Show every line in the records below that contains the word "active".

» **Collected data entries**:
================================
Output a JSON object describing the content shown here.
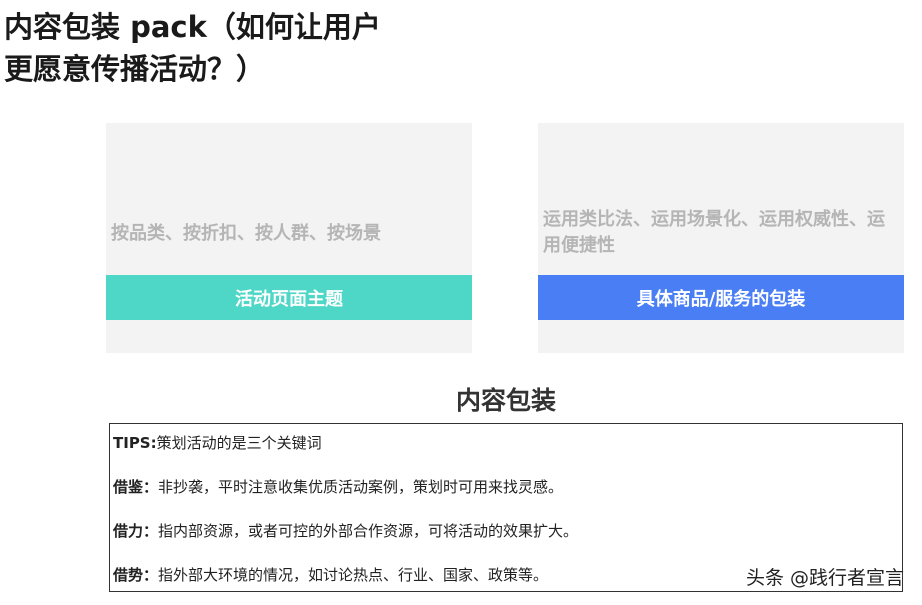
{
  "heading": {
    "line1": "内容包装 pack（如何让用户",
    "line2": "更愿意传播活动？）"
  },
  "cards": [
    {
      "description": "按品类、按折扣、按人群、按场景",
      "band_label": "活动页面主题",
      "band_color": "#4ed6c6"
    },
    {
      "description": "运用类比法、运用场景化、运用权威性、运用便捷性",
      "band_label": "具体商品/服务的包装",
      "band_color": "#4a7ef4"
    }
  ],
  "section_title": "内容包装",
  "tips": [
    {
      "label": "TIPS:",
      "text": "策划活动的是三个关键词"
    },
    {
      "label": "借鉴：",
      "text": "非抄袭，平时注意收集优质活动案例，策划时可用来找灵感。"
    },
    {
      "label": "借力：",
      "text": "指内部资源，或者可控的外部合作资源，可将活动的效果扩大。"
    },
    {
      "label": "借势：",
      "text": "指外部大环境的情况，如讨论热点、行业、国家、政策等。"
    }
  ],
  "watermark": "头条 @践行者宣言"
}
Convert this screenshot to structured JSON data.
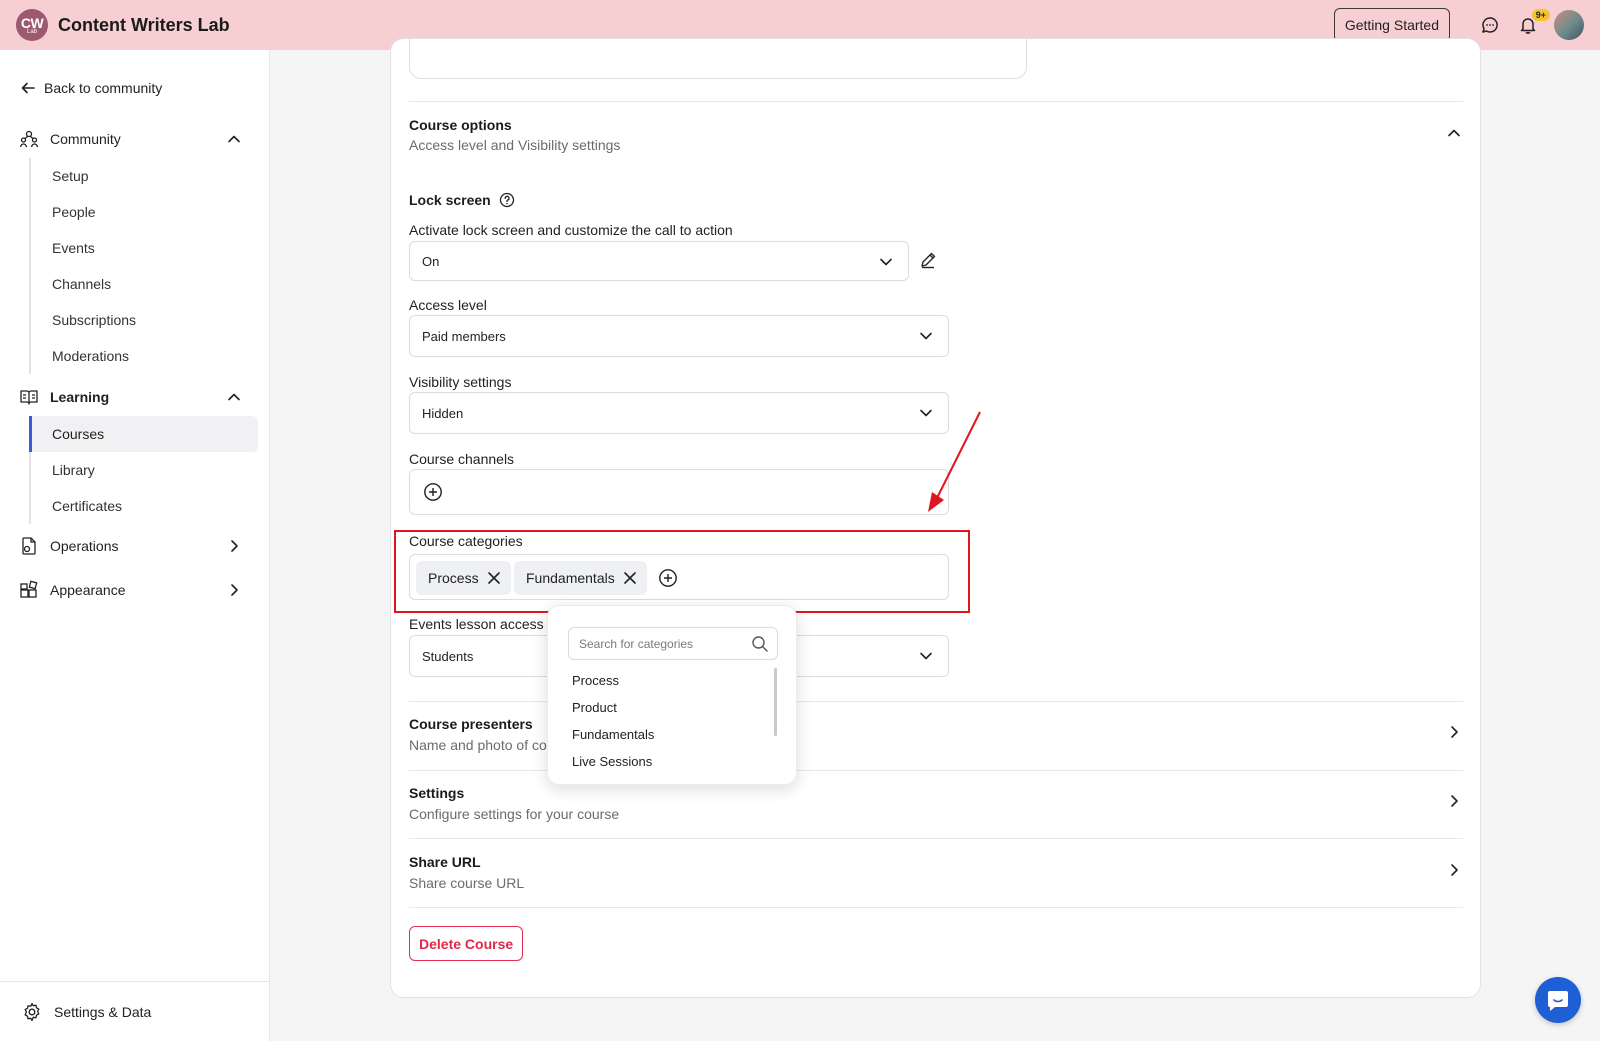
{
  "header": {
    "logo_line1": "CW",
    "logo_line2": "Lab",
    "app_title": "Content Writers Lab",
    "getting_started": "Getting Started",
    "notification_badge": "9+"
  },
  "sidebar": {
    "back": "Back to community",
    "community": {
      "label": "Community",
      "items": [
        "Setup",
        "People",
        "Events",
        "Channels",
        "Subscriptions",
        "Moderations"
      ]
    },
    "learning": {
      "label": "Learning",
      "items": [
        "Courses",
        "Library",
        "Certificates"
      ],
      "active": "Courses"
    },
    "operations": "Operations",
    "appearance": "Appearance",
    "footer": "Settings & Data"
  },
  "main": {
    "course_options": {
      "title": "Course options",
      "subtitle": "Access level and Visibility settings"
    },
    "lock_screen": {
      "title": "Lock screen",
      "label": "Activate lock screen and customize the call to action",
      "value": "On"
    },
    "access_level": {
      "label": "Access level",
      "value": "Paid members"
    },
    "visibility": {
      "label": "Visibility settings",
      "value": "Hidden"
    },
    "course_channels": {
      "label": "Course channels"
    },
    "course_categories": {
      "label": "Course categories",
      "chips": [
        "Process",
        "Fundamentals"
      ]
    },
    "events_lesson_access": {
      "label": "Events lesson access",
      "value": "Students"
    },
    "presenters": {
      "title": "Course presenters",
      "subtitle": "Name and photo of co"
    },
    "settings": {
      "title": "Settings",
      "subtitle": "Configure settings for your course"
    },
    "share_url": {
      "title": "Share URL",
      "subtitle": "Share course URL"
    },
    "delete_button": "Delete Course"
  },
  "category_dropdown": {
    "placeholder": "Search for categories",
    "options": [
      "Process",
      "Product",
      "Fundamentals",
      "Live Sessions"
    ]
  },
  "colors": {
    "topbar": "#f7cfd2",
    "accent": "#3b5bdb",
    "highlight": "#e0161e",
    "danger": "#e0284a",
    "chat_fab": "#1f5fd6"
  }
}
================================
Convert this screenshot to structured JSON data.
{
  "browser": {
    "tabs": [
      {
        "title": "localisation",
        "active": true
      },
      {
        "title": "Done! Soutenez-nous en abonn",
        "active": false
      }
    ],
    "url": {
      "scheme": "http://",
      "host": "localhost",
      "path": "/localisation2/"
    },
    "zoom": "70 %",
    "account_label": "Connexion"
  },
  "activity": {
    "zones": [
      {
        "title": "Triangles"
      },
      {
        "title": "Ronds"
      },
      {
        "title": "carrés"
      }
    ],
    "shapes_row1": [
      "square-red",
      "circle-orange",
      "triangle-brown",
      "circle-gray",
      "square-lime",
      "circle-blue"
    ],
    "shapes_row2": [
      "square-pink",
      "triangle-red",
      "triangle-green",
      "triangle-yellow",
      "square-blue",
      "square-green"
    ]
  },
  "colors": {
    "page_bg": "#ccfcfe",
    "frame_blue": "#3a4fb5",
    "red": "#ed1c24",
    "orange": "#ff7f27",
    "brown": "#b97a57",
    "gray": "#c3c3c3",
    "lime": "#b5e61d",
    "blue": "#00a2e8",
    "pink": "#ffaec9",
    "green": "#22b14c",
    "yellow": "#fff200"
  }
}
================================
» **Task answer**:
      "active": "Courses"
        "active": true
        "active": false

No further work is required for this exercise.